>>>>>

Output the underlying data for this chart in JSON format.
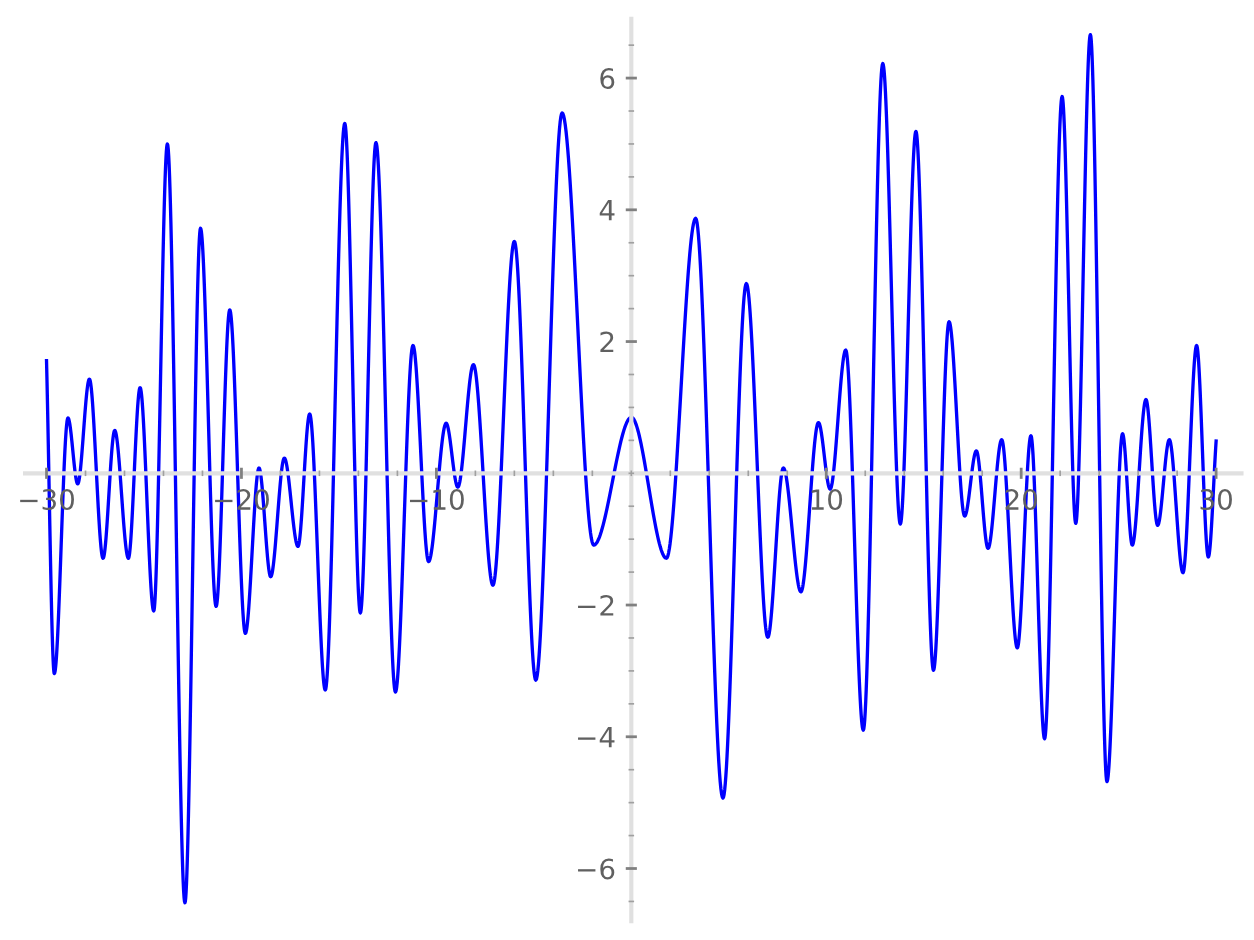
{
  "chart_data": {
    "type": "line",
    "marker": "none",
    "line_style": "solid",
    "grid": false,
    "xlim": [
      -31.1,
      31.3
    ],
    "ylim": [
      -6.8,
      6.9
    ],
    "xticks": [
      {
        "value": -30,
        "label": "−30"
      },
      {
        "value": -20,
        "label": "−20"
      },
      {
        "value": -10,
        "label": "−10"
      },
      {
        "value": 10,
        "label": "10"
      },
      {
        "value": 20,
        "label": "20"
      },
      {
        "value": 30,
        "label": "30"
      }
    ],
    "yticks": [
      {
        "value": -6,
        "label": "−6"
      },
      {
        "value": -4,
        "label": "−4"
      },
      {
        "value": -2,
        "label": "−2"
      },
      {
        "value": 2,
        "label": "2"
      },
      {
        "value": 4,
        "label": "4"
      },
      {
        "value": 6,
        "label": "6"
      }
    ],
    "series": [
      {
        "color": "#0000ff",
        "x": [
          -30.0,
          -29.6,
          -28.9,
          -28.4,
          -27.8,
          -27.1,
          -26.5,
          -25.8,
          -25.2,
          -24.5,
          -23.8,
          -22.9,
          -22.1,
          -21.3,
          -20.6,
          -19.8,
          -19.1,
          -18.5,
          -17.8,
          -17.1,
          -16.5,
          -15.7,
          -14.7,
          -13.9,
          -13.1,
          -12.1,
          -11.2,
          -10.4,
          -9.5,
          -8.9,
          -8.1,
          -7.1,
          -6.0,
          -4.9,
          -3.55,
          -1.93,
          0.0,
          1.8,
          3.3,
          4.7,
          5.9,
          7.0,
          7.8,
          8.7,
          9.6,
          10.2,
          11.0,
          11.9,
          12.9,
          13.8,
          14.6,
          15.5,
          16.3,
          17.1,
          17.7,
          18.3,
          19.0,
          19.8,
          20.5,
          21.2,
          22.1,
          22.8,
          23.55,
          24.4,
          25.2,
          25.7,
          26.4,
          27.0,
          27.6,
          28.3,
          29.0,
          29.6,
          30.0
        ],
        "values": [
          1.71,
          -3.04,
          0.84,
          -0.16,
          1.43,
          -1.29,
          0.65,
          -1.29,
          1.3,
          -2.09,
          5.0,
          -6.52,
          3.72,
          -2.02,
          2.48,
          -2.43,
          0.08,
          -1.57,
          0.23,
          -1.11,
          0.9,
          -3.29,
          5.31,
          -2.12,
          5.02,
          -3.32,
          1.94,
          -1.34,
          0.76,
          -0.21,
          1.65,
          -1.7,
          3.52,
          -3.14,
          5.47,
          -1.09,
          0.85,
          -1.29,
          3.87,
          -4.93,
          2.88,
          -2.49,
          0.08,
          -1.8,
          0.77,
          -0.24,
          1.87,
          -3.9,
          6.22,
          -0.77,
          5.19,
          -2.99,
          2.3,
          -0.65,
          0.34,
          -1.14,
          0.51,
          -2.65,
          0.57,
          -4.03,
          5.72,
          -0.76,
          6.66,
          -4.68,
          0.6,
          -1.09,
          1.12,
          -0.79,
          0.51,
          -1.51,
          1.94,
          -1.27,
          0.49
        ]
      }
    ]
  }
}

<<<<<

Stated goal:
Go through the entries above and output them exactly, without pictures.

Response for this exercise:
Output the underlying data for this chart in JSON format.
{
  "chart_data": {
    "type": "line",
    "marker": "none",
    "line_style": "solid",
    "grid": false,
    "xlim": [
      -31.1,
      31.3
    ],
    "ylim": [
      -6.8,
      6.9
    ],
    "xticks": [
      {
        "value": -30,
        "label": "−30"
      },
      {
        "value": -20,
        "label": "−20"
      },
      {
        "value": -10,
        "label": "−10"
      },
      {
        "value": 10,
        "label": "10"
      },
      {
        "value": 20,
        "label": "20"
      },
      {
        "value": 30,
        "label": "30"
      }
    ],
    "yticks": [
      {
        "value": -6,
        "label": "−6"
      },
      {
        "value": -4,
        "label": "−4"
      },
      {
        "value": -2,
        "label": "−2"
      },
      {
        "value": 2,
        "label": "2"
      },
      {
        "value": 4,
        "label": "4"
      },
      {
        "value": 6,
        "label": "6"
      }
    ],
    "series": [
      {
        "color": "#0000ff",
        "x": [
          -30.0,
          -29.6,
          -28.9,
          -28.4,
          -27.8,
          -27.1,
          -26.5,
          -25.8,
          -25.2,
          -24.5,
          -23.8,
          -22.9,
          -22.1,
          -21.3,
          -20.6,
          -19.8,
          -19.1,
          -18.5,
          -17.8,
          -17.1,
          -16.5,
          -15.7,
          -14.7,
          -13.9,
          -13.1,
          -12.1,
          -11.2,
          -10.4,
          -9.5,
          -8.9,
          -8.1,
          -7.1,
          -6.0,
          -4.9,
          -3.55,
          -1.93,
          0.0,
          1.8,
          3.3,
          4.7,
          5.9,
          7.0,
          7.8,
          8.7,
          9.6,
          10.2,
          11.0,
          11.9,
          12.9,
          13.8,
          14.6,
          15.5,
          16.3,
          17.1,
          17.7,
          18.3,
          19.0,
          19.8,
          20.5,
          21.2,
          22.1,
          22.8,
          23.55,
          24.4,
          25.2,
          25.7,
          26.4,
          27.0,
          27.6,
          28.3,
          29.0,
          29.6,
          30.0
        ],
        "values": [
          1.71,
          -3.04,
          0.84,
          -0.16,
          1.43,
          -1.29,
          0.65,
          -1.29,
          1.3,
          -2.09,
          5.0,
          -6.52,
          3.72,
          -2.02,
          2.48,
          -2.43,
          0.08,
          -1.57,
          0.23,
          -1.11,
          0.9,
          -3.29,
          5.31,
          -2.12,
          5.02,
          -3.32,
          1.94,
          -1.34,
          0.76,
          -0.21,
          1.65,
          -1.7,
          3.52,
          -3.14,
          5.47,
          -1.09,
          0.85,
          -1.29,
          3.87,
          -4.93,
          2.88,
          -2.49,
          0.08,
          -1.8,
          0.77,
          -0.24,
          1.87,
          -3.9,
          6.22,
          -0.77,
          5.19,
          -2.99,
          2.3,
          -0.65,
          0.34,
          -1.14,
          0.51,
          -2.65,
          0.57,
          -4.03,
          5.72,
          -0.76,
          6.66,
          -4.68,
          0.6,
          -1.09,
          1.12,
          -0.79,
          0.51,
          -1.51,
          1.94,
          -1.27,
          0.49
        ]
      }
    ]
  }
}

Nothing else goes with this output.